-- BEGIN PAGE --

I have never forgotten speaking at a 100,000-strong rally at the opening of the World Social Forum in Mumbai in 2004.
It was a huge affair with speakers from across the world such as Arundhati Roy, Shirin Ebadi and Mustafa Barghouti, but as I started to speak, I noticed a hand frantically waving at me from the back of the crowd.
As this waving limb got closer to the stage, I realised that it belonged to somebody with horn-rimmed glasses and a beaming grin that was so warm and friendly that it could only have belonged to one person, Rodney Bickerstaffe.
Rodney always had an incredible knack of turning up everywhere, where you least expected him, but wherever he appeared, it was always to stand up for a just cause that he believed in, which in this case was the rights of both trade unions and the continually oppressed Dalit people.
I first met Rodney in 1974 when we were both officials for the National Union of Public Employees. I was an officer in London representing education and health workers and Rodney became the national officer for health, leading us through the 1982 NHS pay dispute.
He became general secretary of NUPE just as I was being selected to fight Islington North for Labour. He came to campaign for me there, just as he did in every subsequent election that occurred up until 2017 when he was unable to.
Indeed, despite being a general secretary of a major union, he would always campaign on polling day in Lewisham where he lived, turning up at 7am to drive residents to the polling station. That was Rodney, he got stuck in and he got stuff done.
After succeeding Alan Fisher as general secretary of NUPE and its merged successor Unison, Rodney led the union that was the most socially and racially diverse union, with the greatest proportion of women members, in Britain.
As general secretary, he sat on general council of the TUC, allowing him to push forward one of the great causes of his life and of his trade union, a statutory minimum wage.
The idea of a national minimum wage for working people is now accepted across the entire labour movement and even further afield, but at the time it was bitterly opposed by many in the unions who saw it as an infringement on free collective bargaining and wage differentials.
Rodney and other comrades who believed in a minimum wage won the argument, however, convincing both the TUC and the Labour Party of its merits.

-- END PAGE --
-- BEGIN PROVIDED DATA --

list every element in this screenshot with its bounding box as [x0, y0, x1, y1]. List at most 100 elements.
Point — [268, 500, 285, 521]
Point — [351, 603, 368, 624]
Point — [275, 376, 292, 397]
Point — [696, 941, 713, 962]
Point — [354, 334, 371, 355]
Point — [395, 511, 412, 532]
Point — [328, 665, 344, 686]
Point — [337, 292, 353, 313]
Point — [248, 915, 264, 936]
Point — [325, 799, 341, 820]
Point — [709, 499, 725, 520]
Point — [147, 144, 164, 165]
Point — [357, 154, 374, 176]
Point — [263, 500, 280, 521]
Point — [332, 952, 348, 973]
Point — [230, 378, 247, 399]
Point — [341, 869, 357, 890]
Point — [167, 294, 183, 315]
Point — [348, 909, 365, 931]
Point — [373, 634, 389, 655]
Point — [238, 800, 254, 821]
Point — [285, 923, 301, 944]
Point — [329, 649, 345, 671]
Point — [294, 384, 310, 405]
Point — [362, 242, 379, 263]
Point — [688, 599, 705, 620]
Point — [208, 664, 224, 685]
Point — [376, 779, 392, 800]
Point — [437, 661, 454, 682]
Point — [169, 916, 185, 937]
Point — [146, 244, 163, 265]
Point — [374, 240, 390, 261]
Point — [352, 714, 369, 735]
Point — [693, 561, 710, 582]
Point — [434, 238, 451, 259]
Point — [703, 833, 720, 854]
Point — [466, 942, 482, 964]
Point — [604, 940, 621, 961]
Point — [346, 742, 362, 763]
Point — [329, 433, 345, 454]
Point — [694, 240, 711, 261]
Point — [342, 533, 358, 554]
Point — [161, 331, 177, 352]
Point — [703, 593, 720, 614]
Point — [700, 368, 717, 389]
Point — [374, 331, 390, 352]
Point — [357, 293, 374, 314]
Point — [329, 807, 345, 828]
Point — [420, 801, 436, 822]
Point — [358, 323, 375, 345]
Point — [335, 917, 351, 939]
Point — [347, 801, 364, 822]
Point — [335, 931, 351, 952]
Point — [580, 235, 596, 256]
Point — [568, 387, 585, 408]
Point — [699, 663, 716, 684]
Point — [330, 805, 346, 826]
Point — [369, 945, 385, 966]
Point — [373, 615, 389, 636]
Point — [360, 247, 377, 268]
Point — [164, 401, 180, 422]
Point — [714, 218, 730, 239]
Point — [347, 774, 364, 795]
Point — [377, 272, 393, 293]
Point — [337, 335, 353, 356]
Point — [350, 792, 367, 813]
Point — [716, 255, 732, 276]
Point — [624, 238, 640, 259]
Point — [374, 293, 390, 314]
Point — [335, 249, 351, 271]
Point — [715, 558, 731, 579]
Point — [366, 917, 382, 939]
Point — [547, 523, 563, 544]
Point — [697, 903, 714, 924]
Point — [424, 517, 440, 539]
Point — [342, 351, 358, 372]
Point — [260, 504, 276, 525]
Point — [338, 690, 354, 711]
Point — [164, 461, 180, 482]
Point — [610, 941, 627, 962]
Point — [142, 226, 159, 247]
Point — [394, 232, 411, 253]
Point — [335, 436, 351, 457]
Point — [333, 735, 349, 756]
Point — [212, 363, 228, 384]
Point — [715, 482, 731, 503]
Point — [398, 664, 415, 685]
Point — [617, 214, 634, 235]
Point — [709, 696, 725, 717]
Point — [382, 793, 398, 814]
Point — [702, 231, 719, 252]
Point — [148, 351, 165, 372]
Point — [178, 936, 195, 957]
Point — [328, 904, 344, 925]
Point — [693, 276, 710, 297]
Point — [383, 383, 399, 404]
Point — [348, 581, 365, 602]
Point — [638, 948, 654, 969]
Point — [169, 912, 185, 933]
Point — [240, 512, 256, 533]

-- END PROVIDED DATA --

**TO BE DONE**
**a)** From the tribute to Rodney Bickerstaffe, reproduce the stretch from "The idea of" through "of its merits.".
**b)** According to the tribute to Rodney Bickerstaffe, whom did he succeed as general secretary of NUPE?
**c)** Carry the tribute to Rodney Bickerstaffe forward from its last sentence.

**RESULTS BY TASK**
**a)**
The idea of a national minimum wage for working people is now accepted across the entire labour movement and even further afield, but at the time it was bitterly opposed by many in the unions who saw it as an infringement on free collective bargaining and wage differentials.
Rodney and other comrades who believed in a minimum wage won the argument, however, convincing both the TUC and the Labour Party of its merits.

**b)** Alan Fisher

**c)**
This led directly to its introduction by the last Labour government, an enormous contribution to raising the wages of those who suffer the lowest pay in our society.
After retiring as general secretary of Unison in 2001, Rodney told me that he was going to dedicate himself to other causes both here and across the globe.
He spent four years as president of the National Pensioners Convention, building on his previous work for pensions to be linked with earnings and prices.
He was a consistent champion of the Traveller community in Britain, who still face considerable discrimination, instead of being provided with appropriate sites and education which Rodney believed they deserved.
He was also a great supporter of the anti-austerity movement at a time when many believed that austerity was an economic necessity and not the political choice that we now know it to be.
Rodney’s socialism did not stop at national barriers however. He had a genuine commitment to internationalism and at various times was president of War on Want and the Palestine Solidarity Campaign, Solidar Global Network, as well as being a patron of the Dalit Solidarity Network and the Anti-Apartheid Movement.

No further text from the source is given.